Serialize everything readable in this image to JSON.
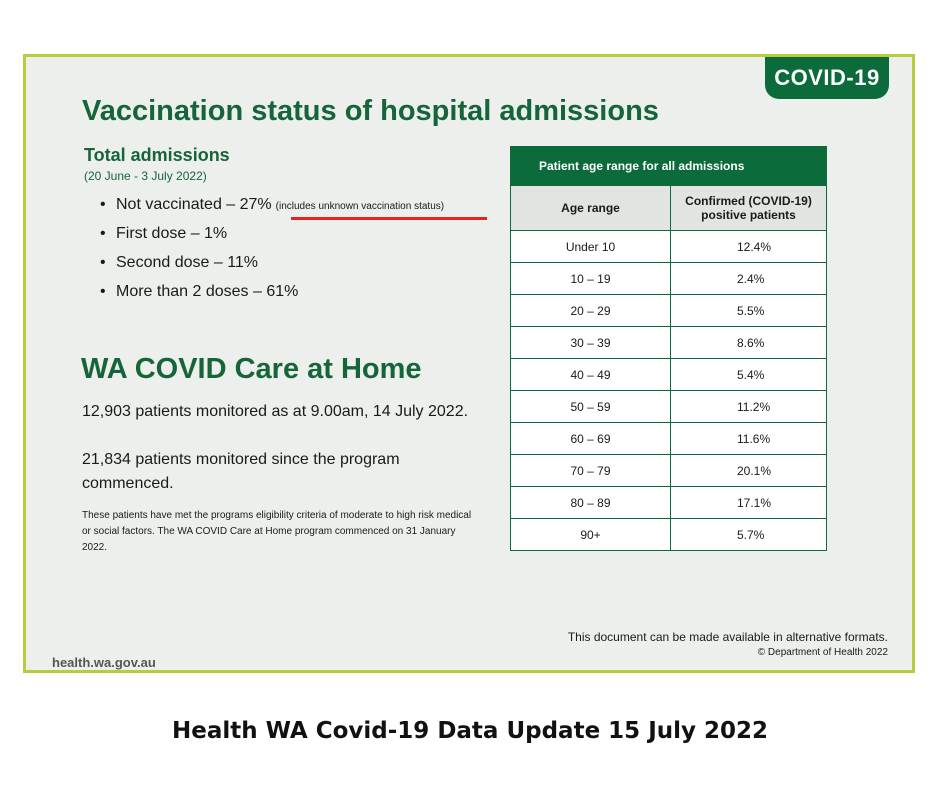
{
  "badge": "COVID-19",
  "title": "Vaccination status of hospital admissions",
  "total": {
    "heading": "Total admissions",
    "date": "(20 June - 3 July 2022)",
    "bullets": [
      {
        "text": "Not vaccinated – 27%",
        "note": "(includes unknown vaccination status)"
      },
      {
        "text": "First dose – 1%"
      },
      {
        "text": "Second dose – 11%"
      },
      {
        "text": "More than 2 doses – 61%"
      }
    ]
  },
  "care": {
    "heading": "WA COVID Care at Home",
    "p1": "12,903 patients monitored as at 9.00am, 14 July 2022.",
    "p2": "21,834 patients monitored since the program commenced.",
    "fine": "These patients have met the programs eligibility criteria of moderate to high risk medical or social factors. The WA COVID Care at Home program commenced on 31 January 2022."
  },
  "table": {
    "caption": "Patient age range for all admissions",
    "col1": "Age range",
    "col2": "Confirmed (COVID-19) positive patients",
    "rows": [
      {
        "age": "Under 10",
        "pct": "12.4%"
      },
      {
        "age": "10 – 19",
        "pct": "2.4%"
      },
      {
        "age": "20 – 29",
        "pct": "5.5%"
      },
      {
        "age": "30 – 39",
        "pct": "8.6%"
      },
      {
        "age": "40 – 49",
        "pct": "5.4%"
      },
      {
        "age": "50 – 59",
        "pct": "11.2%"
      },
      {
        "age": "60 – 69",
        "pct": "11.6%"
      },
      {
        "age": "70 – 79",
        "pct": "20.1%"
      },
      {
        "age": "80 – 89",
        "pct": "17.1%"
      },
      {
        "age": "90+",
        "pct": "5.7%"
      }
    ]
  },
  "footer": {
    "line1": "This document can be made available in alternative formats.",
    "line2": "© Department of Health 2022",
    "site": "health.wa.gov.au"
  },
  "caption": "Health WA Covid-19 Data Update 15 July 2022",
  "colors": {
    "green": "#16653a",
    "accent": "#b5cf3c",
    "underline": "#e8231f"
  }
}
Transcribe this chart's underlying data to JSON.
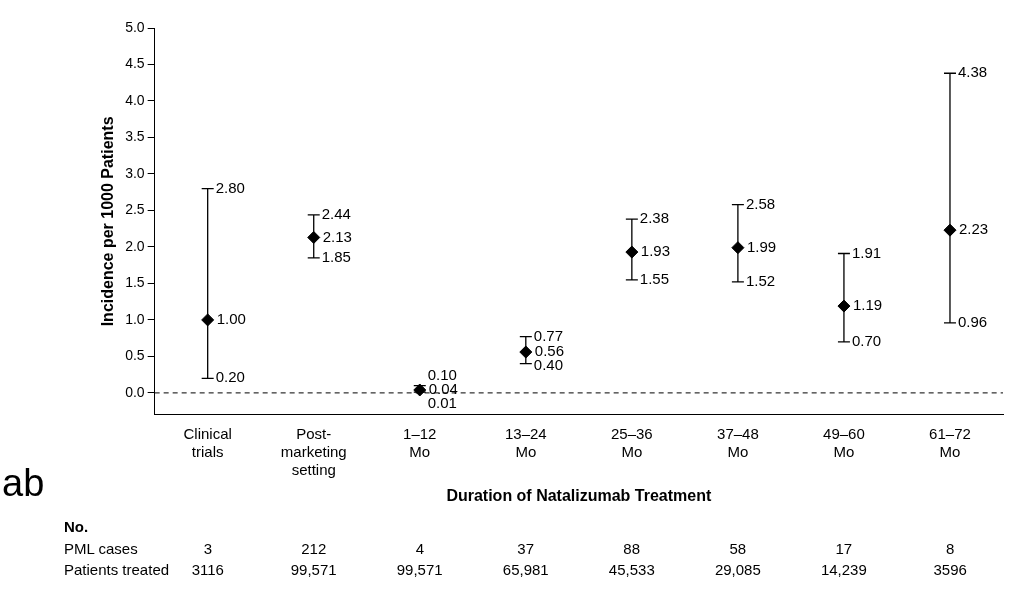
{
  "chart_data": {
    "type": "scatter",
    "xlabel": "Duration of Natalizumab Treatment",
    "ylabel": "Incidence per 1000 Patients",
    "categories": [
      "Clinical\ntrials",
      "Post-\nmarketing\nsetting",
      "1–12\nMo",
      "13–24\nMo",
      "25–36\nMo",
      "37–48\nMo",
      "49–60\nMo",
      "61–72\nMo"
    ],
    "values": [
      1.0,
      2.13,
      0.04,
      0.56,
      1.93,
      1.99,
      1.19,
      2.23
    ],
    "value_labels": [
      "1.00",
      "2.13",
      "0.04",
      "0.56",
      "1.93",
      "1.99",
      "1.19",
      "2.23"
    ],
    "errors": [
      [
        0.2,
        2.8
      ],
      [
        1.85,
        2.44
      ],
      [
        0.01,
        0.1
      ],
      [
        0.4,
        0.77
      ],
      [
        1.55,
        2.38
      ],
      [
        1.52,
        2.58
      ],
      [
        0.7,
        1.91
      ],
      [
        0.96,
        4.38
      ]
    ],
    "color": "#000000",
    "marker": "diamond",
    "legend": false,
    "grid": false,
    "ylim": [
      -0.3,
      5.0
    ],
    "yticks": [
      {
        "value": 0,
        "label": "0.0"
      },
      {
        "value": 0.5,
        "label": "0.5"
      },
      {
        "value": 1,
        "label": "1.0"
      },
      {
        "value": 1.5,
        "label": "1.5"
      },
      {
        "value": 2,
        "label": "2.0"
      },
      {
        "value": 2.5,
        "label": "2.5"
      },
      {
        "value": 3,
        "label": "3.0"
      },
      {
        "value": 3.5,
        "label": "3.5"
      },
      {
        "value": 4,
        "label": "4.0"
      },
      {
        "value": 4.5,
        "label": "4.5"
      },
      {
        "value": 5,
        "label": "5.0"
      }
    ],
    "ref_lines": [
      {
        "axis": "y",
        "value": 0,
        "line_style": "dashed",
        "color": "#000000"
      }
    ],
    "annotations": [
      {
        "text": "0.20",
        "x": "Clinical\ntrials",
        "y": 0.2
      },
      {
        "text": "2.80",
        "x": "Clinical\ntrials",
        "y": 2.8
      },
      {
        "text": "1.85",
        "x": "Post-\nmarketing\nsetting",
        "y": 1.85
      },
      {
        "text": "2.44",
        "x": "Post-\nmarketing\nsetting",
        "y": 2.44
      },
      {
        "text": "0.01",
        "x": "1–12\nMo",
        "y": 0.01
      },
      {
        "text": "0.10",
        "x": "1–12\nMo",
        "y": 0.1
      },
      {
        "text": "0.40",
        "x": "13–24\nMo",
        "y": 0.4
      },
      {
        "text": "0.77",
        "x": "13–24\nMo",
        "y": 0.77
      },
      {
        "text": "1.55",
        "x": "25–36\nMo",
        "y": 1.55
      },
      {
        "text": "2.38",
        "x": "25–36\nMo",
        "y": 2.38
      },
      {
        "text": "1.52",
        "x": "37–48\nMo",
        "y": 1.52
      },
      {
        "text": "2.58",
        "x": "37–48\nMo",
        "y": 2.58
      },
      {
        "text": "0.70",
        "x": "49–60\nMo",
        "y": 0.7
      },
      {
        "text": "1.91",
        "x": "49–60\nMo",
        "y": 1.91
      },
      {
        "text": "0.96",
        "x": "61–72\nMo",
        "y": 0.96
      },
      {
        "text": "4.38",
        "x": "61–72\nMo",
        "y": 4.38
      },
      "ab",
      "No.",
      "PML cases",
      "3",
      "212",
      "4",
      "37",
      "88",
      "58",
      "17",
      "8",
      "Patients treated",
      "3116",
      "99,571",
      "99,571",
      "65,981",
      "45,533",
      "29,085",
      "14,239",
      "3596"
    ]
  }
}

::::::::

Could you copy each line of the material that holds "caption"?

    "caption": "Patient age range for all admissions",
  "caption": "Health WA Covid-19 Data Update 15 July 2022",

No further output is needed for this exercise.